Source passage ▸
1.
A.
The mine owners paid the salaries of county sheriffs and their deputies to guard their properties, collect rents from miners in company housing, assault pro-union miners and kill or run out of town union organizers. In addition, they hired gun thugs and spies from the Baldwin-Felts Detective Agency, whose agents were also sworn in as law enforcement officials.
The use of the term “key industries” shows an openness to divide the working class while ignoring the history of the labor movement. Key industries have a large amount of domestic spying to ensure right-wing cultural dominance, threatening any presence of openly socialist organizations. This would mean prioritizing the organization of key industries, such as Amazon.com, would be high security operations.
B.
Miners were forced to sign “yellow dog” contracts that bound them not to become members of the UMWA or any other labor organization or even “aid, encourage or approve” of such an organization. Workers found in violation or even suspected of union sympathies were fired and forcibly evicted from their company-owned homes.
The existence of “yellow dog” contracts proves the necessity of uniting the entire working class so that they may unite across industries, rather than “key industries”, in response to the real failures of the capitalist system, the actual form in which the collapse of capitalism takes place. That does not mean such key industries do not deserve organizers, but, in such cases, the party must wait for them to approach and ask for assistance as the traditional labor organizations have failed them.
2.
Rank-and-file miners, led by 24-year-old Cabin Creek miner Frank Keeney, took the conduct of the struggle out of the hands of the conservative UMWA national leadership and turned to the Socialist Party to hold mass meetings and provide speakers.
We can see that this process took place under the leadership of miners themselves, namely Frank Keeney. The same workers’ leaders will emerge, and they will look to the revolutionary party for a worked-out strategy to confront the state and win. Keeney proved unwilling to lead a struggle against the national government. At that point, a socialist with a revolutionary strategy should have spoken up and set about the formation of an armed struggle tied to mining, hiding itself among the miners, and combined with a general strike strategy for the entire working class.
3.
A.
The agents met with immediate resistance from the miners and their supporters, including Sid Hatfield, a former miner and the chief of police in Matewan, West Virginia, along with the town’s Mayor Cabell Testerman. On May 19, 1920, Hatfield, Testerman and an assembly of armed and deputized miners sought out Felts and his agents to enforce an arrest warrant and take them into custody. When confronted, Felts claimed to have an arrest warrant for Hatfield.

Objectives ▸
1) Decide whether each statement agrees with the passage on the miners' struggle. Answer yes or no for (a), (b), and (c), and quote the exact words of the passage that decide it. (a) Agents of the Baldwin-Felts Detective Agency were sworn in as law enforcement officials. (b) Frank Keeney was 34 years old when he led the rank-and-file miners. (c) Sid Hatfield was the mayor of Matewan.
2) Repeat word for word the part of the passage on the miners' struggle starting with "The use of the" and going on through "their company-owned homes.".

Listed records ▸
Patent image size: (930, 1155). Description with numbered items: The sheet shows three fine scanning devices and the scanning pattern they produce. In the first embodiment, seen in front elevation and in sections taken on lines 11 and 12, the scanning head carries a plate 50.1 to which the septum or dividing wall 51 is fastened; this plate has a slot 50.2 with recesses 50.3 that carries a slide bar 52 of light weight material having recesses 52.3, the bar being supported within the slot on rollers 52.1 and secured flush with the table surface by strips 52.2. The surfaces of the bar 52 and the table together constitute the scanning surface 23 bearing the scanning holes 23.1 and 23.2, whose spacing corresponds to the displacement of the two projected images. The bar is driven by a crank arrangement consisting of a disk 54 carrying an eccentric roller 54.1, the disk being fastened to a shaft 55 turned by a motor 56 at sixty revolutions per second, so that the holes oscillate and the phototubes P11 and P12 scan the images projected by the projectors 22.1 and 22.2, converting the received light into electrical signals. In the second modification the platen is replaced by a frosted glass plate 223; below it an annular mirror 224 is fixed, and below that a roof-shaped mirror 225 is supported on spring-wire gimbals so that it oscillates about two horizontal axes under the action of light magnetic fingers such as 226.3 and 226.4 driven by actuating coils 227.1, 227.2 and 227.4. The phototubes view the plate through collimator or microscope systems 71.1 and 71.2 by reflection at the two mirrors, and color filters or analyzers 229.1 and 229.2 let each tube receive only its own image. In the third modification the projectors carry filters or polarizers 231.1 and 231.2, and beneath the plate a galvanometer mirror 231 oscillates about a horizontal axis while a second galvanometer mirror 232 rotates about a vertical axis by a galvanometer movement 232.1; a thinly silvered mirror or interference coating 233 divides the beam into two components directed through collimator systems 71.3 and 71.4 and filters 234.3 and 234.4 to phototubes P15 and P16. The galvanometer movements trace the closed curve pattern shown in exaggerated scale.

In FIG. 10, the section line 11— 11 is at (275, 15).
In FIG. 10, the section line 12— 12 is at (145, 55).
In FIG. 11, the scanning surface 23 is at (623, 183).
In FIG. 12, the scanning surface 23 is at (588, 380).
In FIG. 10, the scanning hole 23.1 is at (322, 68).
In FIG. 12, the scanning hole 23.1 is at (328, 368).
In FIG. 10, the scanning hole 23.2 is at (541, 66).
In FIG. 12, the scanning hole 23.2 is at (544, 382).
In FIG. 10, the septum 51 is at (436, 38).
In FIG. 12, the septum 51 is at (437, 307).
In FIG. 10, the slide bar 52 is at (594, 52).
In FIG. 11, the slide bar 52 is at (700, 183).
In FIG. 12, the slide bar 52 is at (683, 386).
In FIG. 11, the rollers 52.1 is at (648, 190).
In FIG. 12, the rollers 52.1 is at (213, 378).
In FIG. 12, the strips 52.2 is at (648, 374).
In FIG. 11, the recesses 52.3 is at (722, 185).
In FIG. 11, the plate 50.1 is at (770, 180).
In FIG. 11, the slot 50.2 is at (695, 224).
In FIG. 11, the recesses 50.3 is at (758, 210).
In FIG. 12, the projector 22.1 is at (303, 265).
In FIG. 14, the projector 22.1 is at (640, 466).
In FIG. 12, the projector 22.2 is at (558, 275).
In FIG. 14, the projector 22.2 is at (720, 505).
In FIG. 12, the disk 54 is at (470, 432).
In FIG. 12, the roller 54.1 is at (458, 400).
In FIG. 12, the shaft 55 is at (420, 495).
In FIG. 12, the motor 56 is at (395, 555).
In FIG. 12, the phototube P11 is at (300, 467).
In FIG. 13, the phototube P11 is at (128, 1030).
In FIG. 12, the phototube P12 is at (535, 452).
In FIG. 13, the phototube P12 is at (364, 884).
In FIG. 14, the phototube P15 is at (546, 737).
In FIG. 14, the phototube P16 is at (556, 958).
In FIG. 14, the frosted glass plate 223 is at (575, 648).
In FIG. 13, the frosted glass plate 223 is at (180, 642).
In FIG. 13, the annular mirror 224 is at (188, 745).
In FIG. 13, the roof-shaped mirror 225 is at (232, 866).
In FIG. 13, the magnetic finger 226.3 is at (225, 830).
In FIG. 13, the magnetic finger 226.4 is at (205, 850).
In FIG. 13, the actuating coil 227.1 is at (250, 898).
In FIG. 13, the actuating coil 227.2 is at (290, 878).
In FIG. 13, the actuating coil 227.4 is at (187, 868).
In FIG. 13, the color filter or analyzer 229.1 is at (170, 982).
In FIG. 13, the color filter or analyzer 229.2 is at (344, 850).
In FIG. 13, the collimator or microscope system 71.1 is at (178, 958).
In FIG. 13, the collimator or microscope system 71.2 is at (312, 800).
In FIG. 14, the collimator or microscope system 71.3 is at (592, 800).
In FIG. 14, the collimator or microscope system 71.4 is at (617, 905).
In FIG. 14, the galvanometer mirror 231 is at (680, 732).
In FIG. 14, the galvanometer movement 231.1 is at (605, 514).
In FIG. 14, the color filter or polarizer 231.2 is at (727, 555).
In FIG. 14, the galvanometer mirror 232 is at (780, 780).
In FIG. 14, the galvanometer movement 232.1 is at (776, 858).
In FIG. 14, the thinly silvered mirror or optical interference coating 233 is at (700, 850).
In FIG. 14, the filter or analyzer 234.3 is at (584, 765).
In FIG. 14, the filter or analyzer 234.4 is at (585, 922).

Full solutions ▸
1)
(a) Yes: "whose agents were also sworn in as law enforcement officials"
(b) No: "led by 24-year-old Cabin Creek miner Frank Keeney"
(c) No: "the chief of police in Matewan, West Virginia, along with the town’s Mayor Cabell Testerman"

2)
The use of the term “key industries” shows an openness to divide the working class while ignoring the history of the labor movement. Key industries have a large amount of domestic spying to ensure right-wing cultural dominance, threatening any presence of openly socialist organizations. This would mean prioritizing the organization of key industries, such as Amazon.com, would be high security operations.
B.
Miners were forced to sign “yellow dog” contracts that bound them not to become members of the UMWA or any other labor organization or even “aid, encourage or approve” of such an organization. Workers found in violation or even suspected of union sympathies were fired and forcibly evicted from their company-owned homes.